> SOURCE DATA
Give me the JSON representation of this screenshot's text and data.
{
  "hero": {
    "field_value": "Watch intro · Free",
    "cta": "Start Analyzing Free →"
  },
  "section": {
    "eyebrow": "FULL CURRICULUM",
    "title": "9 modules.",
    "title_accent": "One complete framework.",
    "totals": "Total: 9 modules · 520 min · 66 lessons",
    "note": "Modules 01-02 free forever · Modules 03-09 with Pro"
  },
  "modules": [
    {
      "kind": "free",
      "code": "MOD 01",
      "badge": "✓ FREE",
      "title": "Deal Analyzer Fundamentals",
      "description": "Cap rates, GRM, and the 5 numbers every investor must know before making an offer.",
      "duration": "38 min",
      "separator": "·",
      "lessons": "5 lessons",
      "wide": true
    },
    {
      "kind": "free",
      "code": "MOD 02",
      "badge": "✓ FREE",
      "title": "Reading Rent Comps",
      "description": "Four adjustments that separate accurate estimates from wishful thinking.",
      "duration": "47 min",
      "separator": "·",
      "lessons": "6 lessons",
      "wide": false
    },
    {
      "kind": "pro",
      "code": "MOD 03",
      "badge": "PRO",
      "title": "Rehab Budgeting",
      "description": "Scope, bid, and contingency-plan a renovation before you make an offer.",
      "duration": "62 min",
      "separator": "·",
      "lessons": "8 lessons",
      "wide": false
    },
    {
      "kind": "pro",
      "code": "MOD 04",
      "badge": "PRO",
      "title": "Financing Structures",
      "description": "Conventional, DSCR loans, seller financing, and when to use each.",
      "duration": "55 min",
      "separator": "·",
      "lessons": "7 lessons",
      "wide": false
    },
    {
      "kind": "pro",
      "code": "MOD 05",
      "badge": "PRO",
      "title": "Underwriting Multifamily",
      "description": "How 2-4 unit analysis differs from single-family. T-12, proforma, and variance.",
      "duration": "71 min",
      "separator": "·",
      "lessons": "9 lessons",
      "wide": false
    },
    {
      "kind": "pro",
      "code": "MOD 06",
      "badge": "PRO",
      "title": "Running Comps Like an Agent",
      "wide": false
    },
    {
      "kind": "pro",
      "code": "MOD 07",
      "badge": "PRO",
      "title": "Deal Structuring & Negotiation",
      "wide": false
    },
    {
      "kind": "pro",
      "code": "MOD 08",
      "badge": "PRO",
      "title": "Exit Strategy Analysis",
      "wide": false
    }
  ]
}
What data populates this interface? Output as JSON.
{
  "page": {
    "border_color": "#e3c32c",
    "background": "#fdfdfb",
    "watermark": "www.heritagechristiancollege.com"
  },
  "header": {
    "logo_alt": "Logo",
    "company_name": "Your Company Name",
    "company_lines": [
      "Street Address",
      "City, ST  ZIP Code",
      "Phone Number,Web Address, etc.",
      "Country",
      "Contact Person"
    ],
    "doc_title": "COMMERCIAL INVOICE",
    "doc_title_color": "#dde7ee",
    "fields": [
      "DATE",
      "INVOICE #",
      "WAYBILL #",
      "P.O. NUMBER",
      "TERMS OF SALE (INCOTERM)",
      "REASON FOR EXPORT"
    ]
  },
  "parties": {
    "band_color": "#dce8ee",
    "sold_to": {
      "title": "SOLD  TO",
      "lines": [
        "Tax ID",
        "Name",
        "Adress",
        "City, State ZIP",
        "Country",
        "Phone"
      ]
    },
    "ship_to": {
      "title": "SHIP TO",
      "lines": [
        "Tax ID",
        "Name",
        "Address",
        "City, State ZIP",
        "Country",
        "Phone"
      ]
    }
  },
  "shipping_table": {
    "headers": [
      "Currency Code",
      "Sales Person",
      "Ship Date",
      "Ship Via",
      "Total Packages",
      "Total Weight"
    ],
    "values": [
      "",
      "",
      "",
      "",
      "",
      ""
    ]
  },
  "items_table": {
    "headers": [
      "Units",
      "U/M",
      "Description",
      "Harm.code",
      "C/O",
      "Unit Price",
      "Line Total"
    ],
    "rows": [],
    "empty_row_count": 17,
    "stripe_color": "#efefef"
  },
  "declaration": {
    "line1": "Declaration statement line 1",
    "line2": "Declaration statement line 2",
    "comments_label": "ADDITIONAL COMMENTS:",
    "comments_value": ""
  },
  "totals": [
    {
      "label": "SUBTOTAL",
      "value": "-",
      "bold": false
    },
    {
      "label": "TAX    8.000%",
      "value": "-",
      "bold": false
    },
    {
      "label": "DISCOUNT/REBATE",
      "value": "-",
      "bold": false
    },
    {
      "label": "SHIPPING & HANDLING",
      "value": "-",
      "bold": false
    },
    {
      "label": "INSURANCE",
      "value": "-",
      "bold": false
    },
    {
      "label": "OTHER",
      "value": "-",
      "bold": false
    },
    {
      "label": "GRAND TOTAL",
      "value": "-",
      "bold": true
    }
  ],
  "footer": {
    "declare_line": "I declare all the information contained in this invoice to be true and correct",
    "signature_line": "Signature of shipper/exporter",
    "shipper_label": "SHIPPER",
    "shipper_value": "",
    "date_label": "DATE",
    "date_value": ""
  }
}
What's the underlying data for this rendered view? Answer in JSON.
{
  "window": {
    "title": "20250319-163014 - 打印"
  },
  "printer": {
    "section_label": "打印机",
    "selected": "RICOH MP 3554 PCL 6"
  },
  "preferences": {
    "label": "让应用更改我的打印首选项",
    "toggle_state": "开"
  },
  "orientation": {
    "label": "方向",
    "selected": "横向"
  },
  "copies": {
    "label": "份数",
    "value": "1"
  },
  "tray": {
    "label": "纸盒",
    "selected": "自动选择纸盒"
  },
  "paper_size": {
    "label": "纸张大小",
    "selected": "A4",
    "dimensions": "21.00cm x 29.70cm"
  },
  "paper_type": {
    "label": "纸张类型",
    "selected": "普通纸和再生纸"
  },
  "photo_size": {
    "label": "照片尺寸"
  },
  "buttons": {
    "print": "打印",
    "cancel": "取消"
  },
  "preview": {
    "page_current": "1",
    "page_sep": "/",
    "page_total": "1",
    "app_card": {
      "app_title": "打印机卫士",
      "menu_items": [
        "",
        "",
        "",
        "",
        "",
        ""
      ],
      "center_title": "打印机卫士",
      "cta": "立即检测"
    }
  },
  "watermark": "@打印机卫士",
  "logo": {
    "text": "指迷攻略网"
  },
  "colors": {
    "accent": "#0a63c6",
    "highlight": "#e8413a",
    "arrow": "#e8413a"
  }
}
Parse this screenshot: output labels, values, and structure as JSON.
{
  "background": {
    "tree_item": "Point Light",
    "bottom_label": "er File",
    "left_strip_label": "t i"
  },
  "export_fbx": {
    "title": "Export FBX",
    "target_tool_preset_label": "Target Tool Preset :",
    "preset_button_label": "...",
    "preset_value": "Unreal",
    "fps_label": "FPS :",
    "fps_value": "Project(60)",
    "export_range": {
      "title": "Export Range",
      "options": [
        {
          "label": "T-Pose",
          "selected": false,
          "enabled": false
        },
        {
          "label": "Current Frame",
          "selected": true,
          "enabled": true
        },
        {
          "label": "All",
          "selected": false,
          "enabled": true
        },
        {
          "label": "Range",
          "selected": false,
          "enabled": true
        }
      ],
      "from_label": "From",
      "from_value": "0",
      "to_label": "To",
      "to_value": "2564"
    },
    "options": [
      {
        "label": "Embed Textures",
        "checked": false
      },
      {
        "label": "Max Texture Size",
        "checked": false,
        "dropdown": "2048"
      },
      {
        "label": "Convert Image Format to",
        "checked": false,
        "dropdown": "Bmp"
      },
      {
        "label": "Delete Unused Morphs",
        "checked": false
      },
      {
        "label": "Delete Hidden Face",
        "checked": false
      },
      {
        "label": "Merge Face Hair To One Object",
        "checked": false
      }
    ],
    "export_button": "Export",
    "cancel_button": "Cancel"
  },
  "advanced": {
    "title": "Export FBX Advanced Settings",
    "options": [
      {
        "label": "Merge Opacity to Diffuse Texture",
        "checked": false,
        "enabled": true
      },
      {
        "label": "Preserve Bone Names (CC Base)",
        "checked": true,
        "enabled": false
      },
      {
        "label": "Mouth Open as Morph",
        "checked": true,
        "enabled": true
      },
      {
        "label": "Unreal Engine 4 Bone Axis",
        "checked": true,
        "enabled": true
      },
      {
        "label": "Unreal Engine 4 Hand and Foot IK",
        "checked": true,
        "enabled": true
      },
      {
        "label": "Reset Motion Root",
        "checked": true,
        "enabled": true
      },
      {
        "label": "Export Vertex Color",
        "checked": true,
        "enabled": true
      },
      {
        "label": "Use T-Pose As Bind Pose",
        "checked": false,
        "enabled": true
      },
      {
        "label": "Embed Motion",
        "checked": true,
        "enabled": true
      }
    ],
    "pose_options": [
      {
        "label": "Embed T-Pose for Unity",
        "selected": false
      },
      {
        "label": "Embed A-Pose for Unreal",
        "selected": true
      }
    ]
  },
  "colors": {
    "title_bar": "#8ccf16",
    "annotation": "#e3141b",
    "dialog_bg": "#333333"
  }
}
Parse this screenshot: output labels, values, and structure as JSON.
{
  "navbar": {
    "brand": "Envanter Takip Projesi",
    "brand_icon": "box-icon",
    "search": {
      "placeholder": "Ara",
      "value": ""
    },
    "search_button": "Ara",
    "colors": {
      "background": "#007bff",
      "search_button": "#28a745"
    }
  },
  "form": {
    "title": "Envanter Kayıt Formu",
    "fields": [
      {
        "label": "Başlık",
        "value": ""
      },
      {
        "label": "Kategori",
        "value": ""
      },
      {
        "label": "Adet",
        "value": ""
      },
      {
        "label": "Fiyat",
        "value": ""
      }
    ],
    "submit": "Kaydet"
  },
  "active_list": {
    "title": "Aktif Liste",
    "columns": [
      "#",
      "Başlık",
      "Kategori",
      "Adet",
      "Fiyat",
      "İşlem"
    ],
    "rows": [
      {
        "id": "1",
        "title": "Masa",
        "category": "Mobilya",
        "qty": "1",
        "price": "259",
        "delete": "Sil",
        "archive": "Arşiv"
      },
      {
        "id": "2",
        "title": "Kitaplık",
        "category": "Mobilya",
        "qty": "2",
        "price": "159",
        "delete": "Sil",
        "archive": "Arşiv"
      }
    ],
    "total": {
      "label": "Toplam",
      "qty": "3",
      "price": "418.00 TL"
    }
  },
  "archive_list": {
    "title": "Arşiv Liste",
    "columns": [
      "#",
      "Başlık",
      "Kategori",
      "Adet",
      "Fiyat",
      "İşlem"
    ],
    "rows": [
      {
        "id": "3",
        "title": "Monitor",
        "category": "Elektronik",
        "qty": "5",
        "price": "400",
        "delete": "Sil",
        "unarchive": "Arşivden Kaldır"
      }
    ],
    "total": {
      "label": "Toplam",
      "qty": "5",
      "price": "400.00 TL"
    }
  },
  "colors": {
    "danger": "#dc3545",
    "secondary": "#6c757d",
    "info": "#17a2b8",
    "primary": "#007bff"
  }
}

> WHAT TO PRODUCE
List the lines of the material in which the word "selected" occurs.

> ANSWER TO THIS PROBLEM
    "selected": "RICOH MP 3554 PCL 6"
    "selected": "横向"
    "selected": "自动选择纸盒"
    "selected": "A4",
    "selected": "普通纸和再生纸"
          "selected": false,
          "selected": true,
          "selected": false,
          "selected": false,
        "selected": false
        "selected": true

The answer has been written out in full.